(Recorded data)
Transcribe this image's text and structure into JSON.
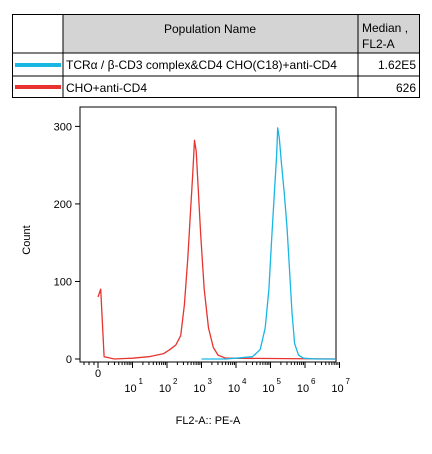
{
  "legend": {
    "header": {
      "population_name": "Population Name",
      "median_line1": "Median ,",
      "median_line2": "FL2-A"
    },
    "rows": [
      {
        "name": "TCRα / β-CD3 complex&CD4 CHO(C18)+anti-CD4",
        "median": "1.62E5",
        "color": "#19b6e3"
      },
      {
        "name": "CHO+anti-CD4",
        "median": "626",
        "color": "#e8332e"
      }
    ]
  },
  "chart_data": {
    "type": "line",
    "xlabel": "FL2-A:: PE-A",
    "ylabel": "Count",
    "x_scale": "log",
    "xlim": [
      1,
      10000000
    ],
    "ylim": [
      0,
      325
    ],
    "y_ticks": [
      0,
      100,
      200,
      300
    ],
    "x_tick_labels": [
      "0",
      "10^1",
      "10^2",
      "10^3",
      "10^4",
      "10^5",
      "10^6",
      "10^7"
    ],
    "series": [
      {
        "name": "TCRα / β-CD3 complex&CD4 CHO(C18)+anti-CD4",
        "color": "#19b6e3",
        "x": [
          1000,
          5000,
          10000,
          30000,
          50000,
          70000,
          90000,
          110000,
          130000,
          150000,
          162000,
          180000,
          210000,
          250000,
          300000,
          350000,
          420000,
          500000,
          650000,
          900000,
          2000000,
          10000000
        ],
        "y": [
          0,
          0,
          1,
          3,
          12,
          40,
          90,
          160,
          215,
          262,
          298,
          285,
          250,
          215,
          170,
          120,
          60,
          20,
          5,
          1,
          0,
          0
        ]
      },
      {
        "name": "CHO+anti-CD4",
        "color": "#e8332e",
        "x": [
          1,
          1.2,
          1.5,
          3,
          10,
          30,
          80,
          120,
          180,
          250,
          320,
          400,
          480,
          560,
          626,
          700,
          800,
          950,
          1200,
          1600,
          2200,
          3000,
          5000,
          10000000
        ],
        "y": [
          80,
          90,
          3,
          0,
          1,
          3,
          7,
          12,
          18,
          30,
          70,
          130,
          190,
          240,
          282,
          268,
          220,
          160,
          90,
          40,
          15,
          5,
          1,
          0
        ]
      }
    ]
  }
}
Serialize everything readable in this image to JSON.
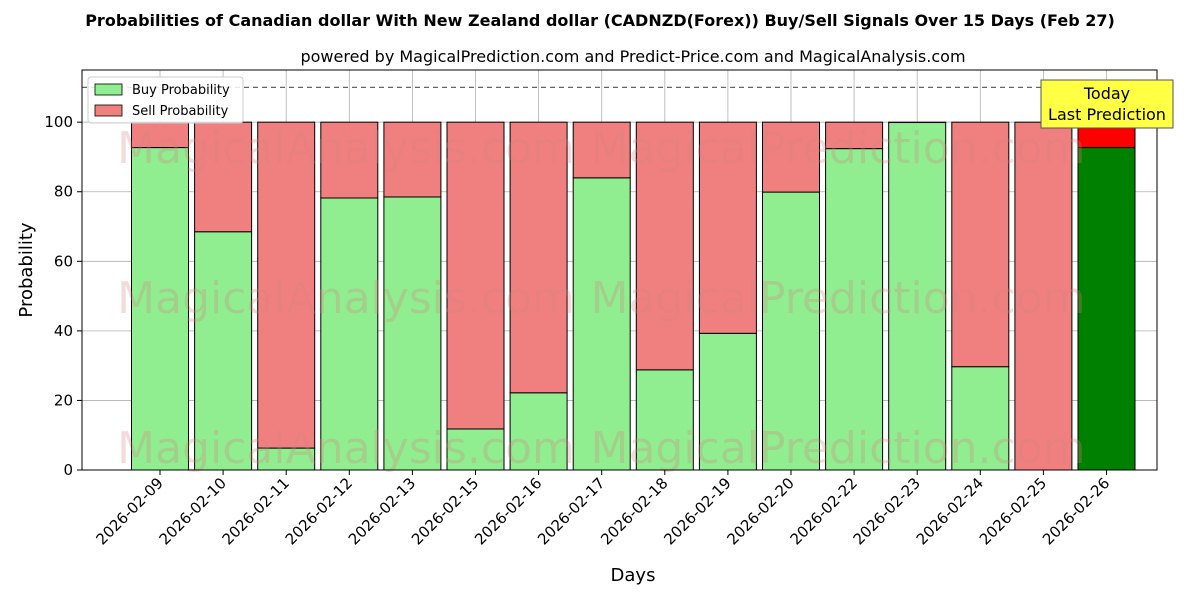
{
  "chart_data": {
    "type": "bar",
    "stacked": true,
    "title": "Probabilities of Canadian dollar With New Zealand dollar (CADNZD(Forex)) Buy/Sell Signals Over 15 Days (Feb 27)",
    "subtitle": "powered by MagicalPrediction.com and Predict-Price.com and MagicalAnalysis.com",
    "xlabel": "Days",
    "ylabel": "Probability",
    "ylim": [
      0,
      115
    ],
    "yticks": [
      0,
      20,
      40,
      60,
      80,
      100
    ],
    "reference_line": 110,
    "grid": true,
    "legend_position": "top-left",
    "categories": [
      "2026-02-09",
      "2026-02-10",
      "2026-02-11",
      "2026-02-12",
      "2026-02-13",
      "2026-02-15",
      "2026-02-16",
      "2026-02-17",
      "2026-02-18",
      "2026-02-19",
      "2026-02-20",
      "2026-02-22",
      "2026-02-23",
      "2026-02-24",
      "2026-02-25",
      "2026-02-26"
    ],
    "series": [
      {
        "name": "Buy Probability",
        "color": "#90ee90",
        "highlight_color": "#008000",
        "values": [
          92.7,
          68.5,
          6.3,
          78.2,
          78.5,
          11.8,
          22.2,
          84.0,
          28.8,
          39.3,
          79.9,
          92.4,
          99.9,
          29.7,
          0.0,
          92.7
        ]
      },
      {
        "name": "Sell Probability",
        "color": "#f08080",
        "highlight_color": "#ff0000",
        "values": [
          7.3,
          31.5,
          93.7,
          21.8,
          21.5,
          88.2,
          77.8,
          16.0,
          71.2,
          60.7,
          20.1,
          7.6,
          0.1,
          70.3,
          100.0,
          7.3
        ]
      }
    ],
    "highlight_index": 15,
    "annotation": {
      "line1": "Today",
      "line2": "Last Prediction",
      "color": "#ffff44"
    },
    "watermarks": [
      "MagicalAnalysis.com",
      "MagicalPrediction.com"
    ]
  }
}
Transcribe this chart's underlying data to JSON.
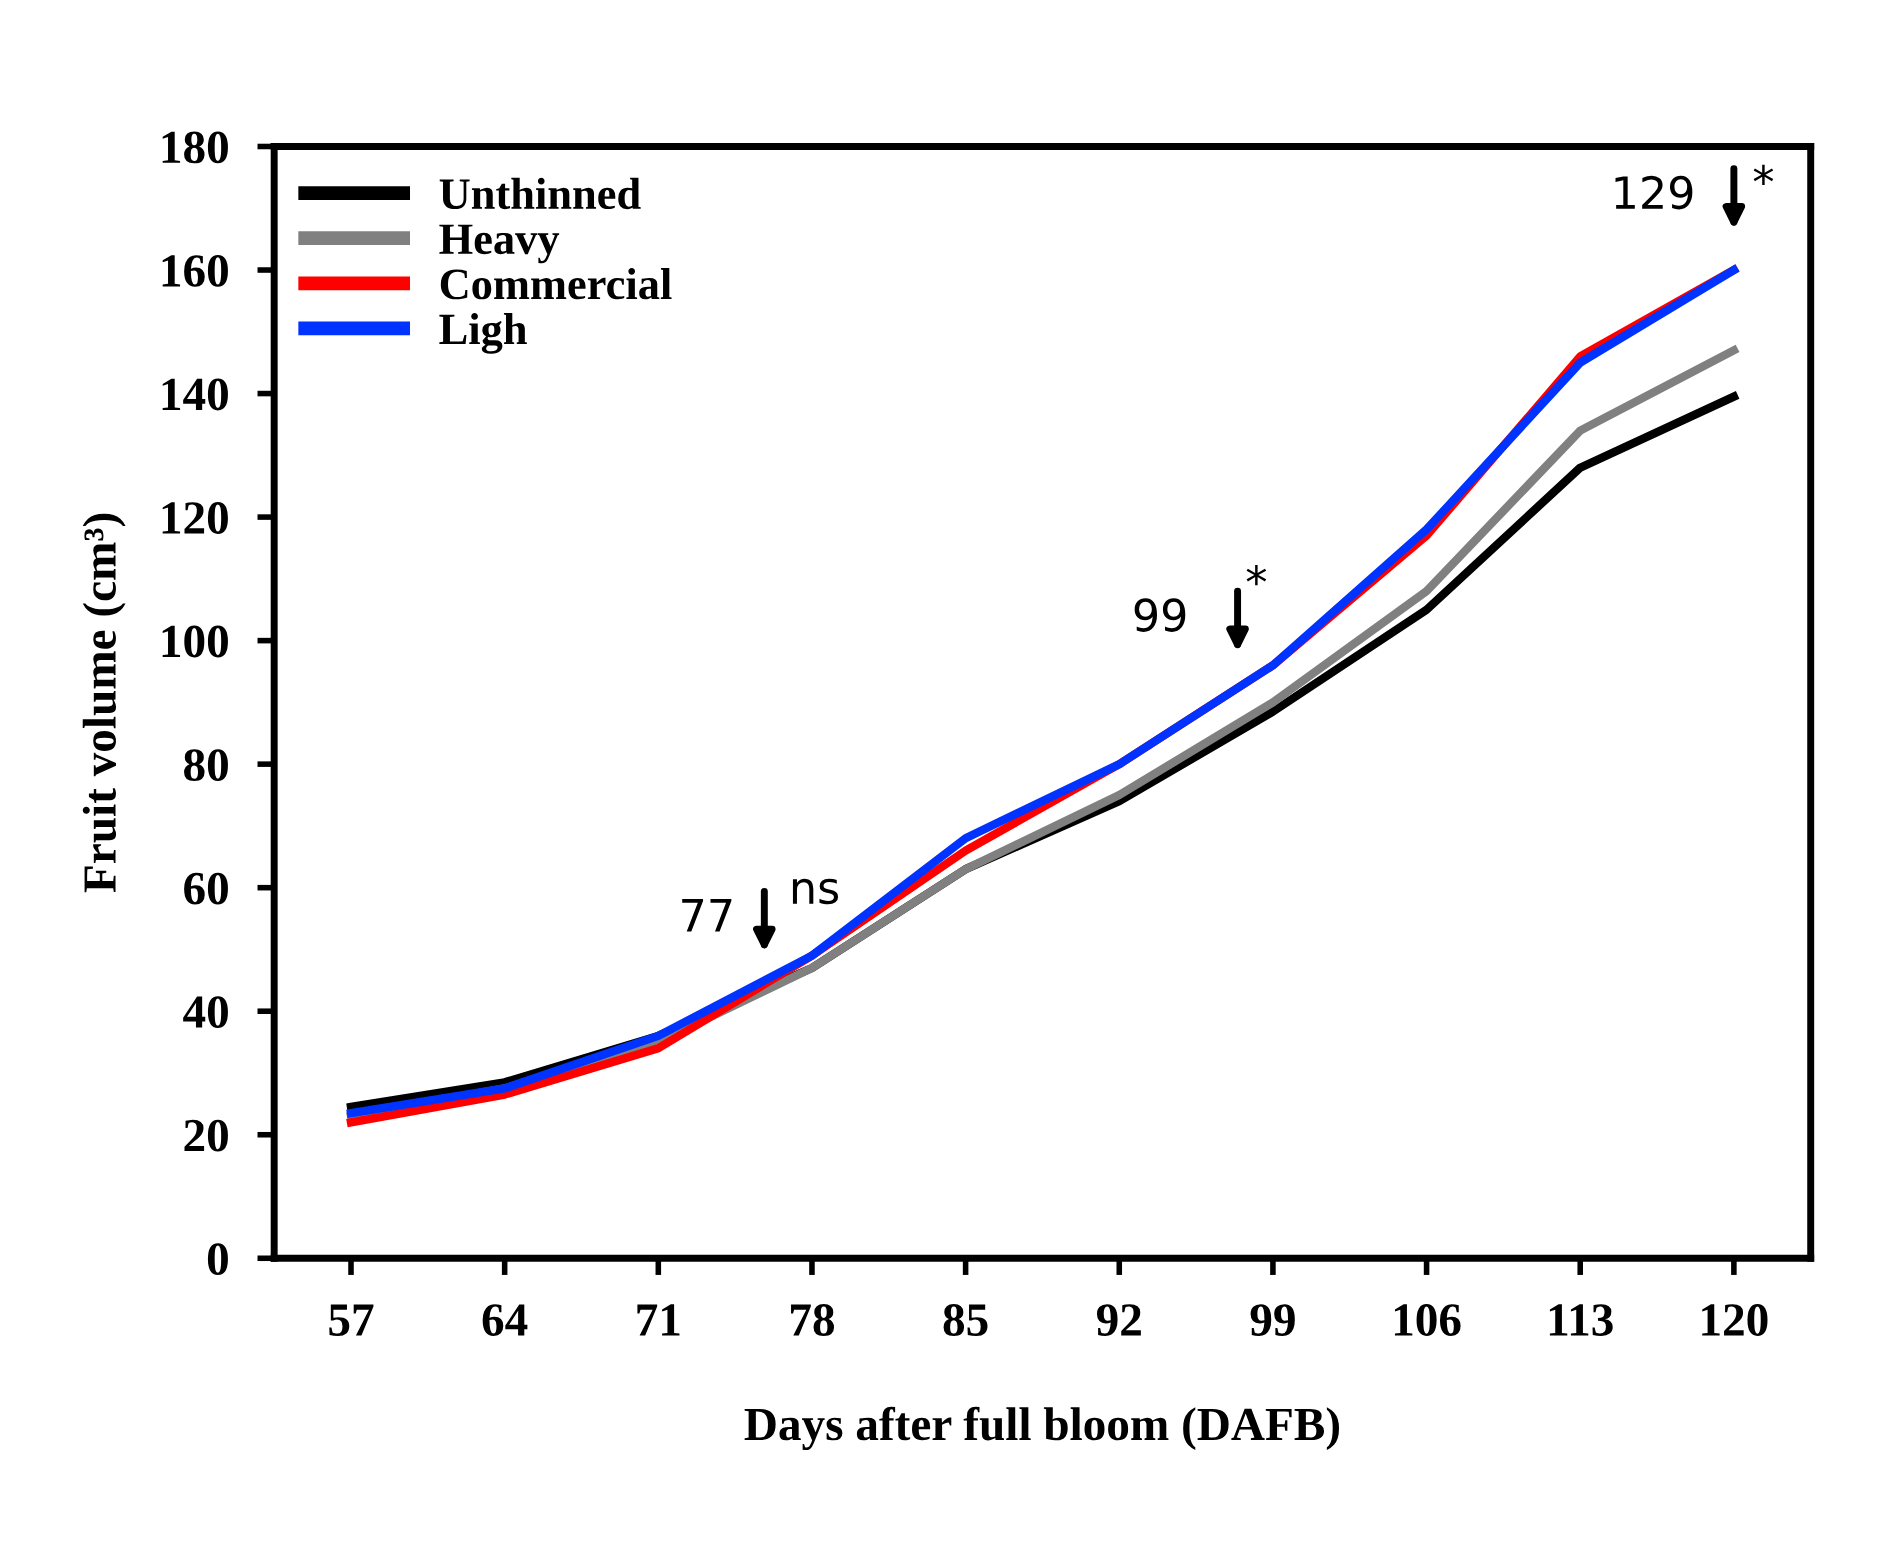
{
  "chart_data": {
    "type": "line",
    "xlabel": "Days after full bloom (DAFB)",
    "ylabel": "Fruit volume (cm³)",
    "categories": [
      "57",
      "64",
      "71",
      "78",
      "85",
      "92",
      "99",
      "106",
      "113",
      "120"
    ],
    "series": [
      {
        "name": "Unthinned",
        "color": "#000000",
        "values": [
          24.5,
          28.5,
          36,
          47,
          63,
          74,
          88.5,
          105,
          128,
          139.5
        ]
      },
      {
        "name": "Heavy",
        "color": "#808080",
        "values": [
          23,
          27.5,
          35,
          47,
          63,
          75,
          90,
          108,
          134,
          147
        ]
      },
      {
        "name": "Commercial",
        "color": "#ff0000",
        "values": [
          22,
          26.5,
          34,
          49,
          66,
          80,
          96,
          117,
          146,
          160
        ]
      },
      {
        "name": "Ligh",
        "color": "#0033ff",
        "values": [
          23.5,
          27.5,
          36,
          49,
          68,
          80,
          96,
          118,
          145,
          160
        ]
      }
    ],
    "ylim": [
      0,
      180
    ],
    "yticks": [
      0,
      20,
      40,
      60,
      80,
      100,
      120,
      140,
      160,
      180
    ],
    "grid": false,
    "legend": "top left",
    "marker": "none",
    "line_style": "solid",
    "annotations": [
      "77",
      "ns",
      "99",
      "*",
      "129",
      "*"
    ]
  }
}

→ **Goal of the exercise**
Search the records for the word "MagicalPrediction". Copy every line that has it.

→ **Expected output**
    "subtitle": "powered by MagicalPrediction.com and Predict-Price.com and MagicalAnalysis.com",
      "MagicalPrediction.com"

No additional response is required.